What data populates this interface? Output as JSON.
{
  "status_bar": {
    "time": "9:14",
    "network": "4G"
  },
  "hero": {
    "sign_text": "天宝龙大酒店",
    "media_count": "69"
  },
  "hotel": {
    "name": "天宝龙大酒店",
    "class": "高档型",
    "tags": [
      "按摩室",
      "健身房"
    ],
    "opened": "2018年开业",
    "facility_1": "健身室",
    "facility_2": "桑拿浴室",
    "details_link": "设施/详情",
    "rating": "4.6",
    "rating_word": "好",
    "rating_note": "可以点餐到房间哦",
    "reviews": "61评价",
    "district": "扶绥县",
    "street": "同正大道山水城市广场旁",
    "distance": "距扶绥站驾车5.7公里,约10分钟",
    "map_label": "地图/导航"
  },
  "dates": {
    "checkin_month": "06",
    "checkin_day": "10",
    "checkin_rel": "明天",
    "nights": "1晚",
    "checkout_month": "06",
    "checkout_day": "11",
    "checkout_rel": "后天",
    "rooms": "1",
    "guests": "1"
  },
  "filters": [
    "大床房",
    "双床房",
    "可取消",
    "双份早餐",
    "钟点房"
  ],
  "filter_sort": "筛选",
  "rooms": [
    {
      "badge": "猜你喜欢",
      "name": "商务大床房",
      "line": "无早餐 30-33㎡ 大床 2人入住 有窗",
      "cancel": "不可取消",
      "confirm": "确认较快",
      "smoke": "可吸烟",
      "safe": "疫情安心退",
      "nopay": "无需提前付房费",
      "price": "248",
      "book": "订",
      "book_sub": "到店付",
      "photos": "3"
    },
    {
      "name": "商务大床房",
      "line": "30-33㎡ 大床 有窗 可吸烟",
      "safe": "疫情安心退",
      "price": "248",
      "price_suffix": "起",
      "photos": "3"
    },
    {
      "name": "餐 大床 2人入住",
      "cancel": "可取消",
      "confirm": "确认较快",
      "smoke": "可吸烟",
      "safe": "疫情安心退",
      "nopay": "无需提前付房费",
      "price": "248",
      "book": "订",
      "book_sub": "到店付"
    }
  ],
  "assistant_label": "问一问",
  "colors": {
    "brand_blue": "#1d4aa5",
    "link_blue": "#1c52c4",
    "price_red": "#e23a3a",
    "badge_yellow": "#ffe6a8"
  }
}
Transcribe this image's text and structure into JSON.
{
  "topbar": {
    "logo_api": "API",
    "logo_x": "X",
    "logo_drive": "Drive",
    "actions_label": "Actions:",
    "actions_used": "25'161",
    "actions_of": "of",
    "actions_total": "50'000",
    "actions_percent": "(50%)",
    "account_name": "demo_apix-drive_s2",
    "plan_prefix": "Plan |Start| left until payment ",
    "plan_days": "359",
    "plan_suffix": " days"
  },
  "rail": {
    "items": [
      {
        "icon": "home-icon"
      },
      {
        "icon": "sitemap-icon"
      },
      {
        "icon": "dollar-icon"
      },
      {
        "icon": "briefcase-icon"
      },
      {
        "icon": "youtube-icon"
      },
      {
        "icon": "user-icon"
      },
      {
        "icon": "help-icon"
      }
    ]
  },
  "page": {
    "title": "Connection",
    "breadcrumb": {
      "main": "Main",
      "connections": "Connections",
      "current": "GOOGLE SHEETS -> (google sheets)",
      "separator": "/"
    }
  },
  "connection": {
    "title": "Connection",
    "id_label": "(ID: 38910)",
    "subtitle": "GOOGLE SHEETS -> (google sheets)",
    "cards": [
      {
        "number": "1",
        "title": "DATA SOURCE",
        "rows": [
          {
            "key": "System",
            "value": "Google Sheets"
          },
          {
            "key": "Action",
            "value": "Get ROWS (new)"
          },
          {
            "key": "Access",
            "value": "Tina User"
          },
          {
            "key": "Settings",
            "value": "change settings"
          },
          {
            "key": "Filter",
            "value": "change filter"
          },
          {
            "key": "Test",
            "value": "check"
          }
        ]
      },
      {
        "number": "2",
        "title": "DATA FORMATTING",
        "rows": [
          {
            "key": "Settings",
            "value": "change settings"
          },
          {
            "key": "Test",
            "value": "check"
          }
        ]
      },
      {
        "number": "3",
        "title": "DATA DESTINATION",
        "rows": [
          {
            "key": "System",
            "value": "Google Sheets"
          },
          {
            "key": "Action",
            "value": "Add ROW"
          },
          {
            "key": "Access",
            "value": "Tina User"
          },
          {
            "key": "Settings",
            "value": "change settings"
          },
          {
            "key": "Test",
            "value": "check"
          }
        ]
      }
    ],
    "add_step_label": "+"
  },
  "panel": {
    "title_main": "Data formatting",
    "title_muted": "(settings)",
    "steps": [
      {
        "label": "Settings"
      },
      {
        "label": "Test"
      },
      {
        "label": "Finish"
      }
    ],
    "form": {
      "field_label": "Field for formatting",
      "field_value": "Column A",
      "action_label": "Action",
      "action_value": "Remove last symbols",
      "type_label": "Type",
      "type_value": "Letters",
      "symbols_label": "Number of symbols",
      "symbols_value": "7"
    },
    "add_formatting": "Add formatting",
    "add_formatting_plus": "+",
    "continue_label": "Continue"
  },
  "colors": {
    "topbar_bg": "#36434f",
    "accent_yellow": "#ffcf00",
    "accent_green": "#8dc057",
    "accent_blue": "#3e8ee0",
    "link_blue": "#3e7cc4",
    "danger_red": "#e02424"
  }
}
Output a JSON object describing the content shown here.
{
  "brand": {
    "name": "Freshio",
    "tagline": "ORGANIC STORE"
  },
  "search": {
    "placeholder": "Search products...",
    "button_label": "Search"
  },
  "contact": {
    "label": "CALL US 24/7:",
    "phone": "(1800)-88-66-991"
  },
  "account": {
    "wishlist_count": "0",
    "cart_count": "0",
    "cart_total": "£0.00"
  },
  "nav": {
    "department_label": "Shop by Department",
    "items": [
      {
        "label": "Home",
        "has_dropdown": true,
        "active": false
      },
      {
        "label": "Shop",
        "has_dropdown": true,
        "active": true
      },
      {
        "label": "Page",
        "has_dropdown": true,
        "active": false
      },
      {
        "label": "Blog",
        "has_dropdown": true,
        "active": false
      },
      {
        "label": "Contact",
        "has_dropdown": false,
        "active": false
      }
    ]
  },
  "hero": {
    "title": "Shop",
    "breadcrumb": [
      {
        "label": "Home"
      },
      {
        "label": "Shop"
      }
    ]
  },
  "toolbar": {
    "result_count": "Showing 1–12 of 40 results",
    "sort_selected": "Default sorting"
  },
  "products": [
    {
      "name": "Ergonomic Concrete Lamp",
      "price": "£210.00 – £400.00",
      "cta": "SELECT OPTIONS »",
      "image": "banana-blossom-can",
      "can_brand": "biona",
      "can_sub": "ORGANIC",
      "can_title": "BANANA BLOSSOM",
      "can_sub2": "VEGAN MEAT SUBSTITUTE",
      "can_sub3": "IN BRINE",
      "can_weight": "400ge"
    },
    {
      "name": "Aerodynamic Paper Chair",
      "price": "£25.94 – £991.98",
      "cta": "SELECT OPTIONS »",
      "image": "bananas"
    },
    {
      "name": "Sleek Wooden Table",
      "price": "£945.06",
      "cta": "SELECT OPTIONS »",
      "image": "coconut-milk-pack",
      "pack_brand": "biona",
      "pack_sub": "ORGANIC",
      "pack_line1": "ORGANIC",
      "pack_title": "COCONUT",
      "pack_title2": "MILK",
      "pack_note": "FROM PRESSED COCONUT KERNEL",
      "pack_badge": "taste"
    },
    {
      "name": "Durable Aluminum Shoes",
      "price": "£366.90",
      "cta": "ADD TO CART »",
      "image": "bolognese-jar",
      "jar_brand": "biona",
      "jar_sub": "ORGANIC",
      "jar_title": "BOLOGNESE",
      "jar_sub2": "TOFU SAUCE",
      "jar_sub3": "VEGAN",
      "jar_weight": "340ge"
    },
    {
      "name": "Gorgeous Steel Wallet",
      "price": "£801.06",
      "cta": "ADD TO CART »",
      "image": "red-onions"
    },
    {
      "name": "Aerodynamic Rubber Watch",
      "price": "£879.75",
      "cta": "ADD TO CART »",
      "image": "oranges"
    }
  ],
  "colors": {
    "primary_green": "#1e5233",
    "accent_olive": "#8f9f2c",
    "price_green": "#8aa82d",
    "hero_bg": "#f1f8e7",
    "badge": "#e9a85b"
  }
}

__Exercise instructions__.
Return only the count of lines in the records that hold the word "icon".

__Output of the exercise__.
7